> [Records supplied]

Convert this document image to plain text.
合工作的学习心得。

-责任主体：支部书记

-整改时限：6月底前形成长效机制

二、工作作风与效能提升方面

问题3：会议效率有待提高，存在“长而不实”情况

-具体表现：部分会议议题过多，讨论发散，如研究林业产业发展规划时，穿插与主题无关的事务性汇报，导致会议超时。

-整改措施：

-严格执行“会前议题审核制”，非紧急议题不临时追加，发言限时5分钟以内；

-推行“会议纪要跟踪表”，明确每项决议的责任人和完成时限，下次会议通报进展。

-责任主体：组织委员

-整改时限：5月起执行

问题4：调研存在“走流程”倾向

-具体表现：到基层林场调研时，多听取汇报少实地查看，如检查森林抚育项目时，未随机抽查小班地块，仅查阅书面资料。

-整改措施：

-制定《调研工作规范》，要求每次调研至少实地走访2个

> [Given problem] Give a word-for-word copy of the records.

> [Solution]
Convert this document image to plain text.
合工作的学习心得。

-责任主体：支部书记

-整改时限：6月底前形成长效机制

二、工作作风与效能提升方面

问题3：会议效率有待提高，存在“长而不实”情况

-具体表现：部分会议议题过多，讨论发散，如研究林业产业发展规划时，穿插与主题无关的事务性汇报，导致会议超时。

-整改措施：

-严格执行“会前议题审核制”，非紧急议题不临时追加，发言限时5分钟以内；

-推行“会议纪要跟踪表”，明确每项决议的责任人和完成时限，下次会议通报进展。

-责任主体：组织委员

-整改时限：5月起执行

问题4：调研存在“走流程”倾向

-具体表现：到基层林场调研时，多听取汇报少实地查看，如检查森林抚育项目时，未随机抽查小班地块，仅查阅书面资料。

-整改措施：

-制定《调研工作规范》，要求每次调研至少实地走访2个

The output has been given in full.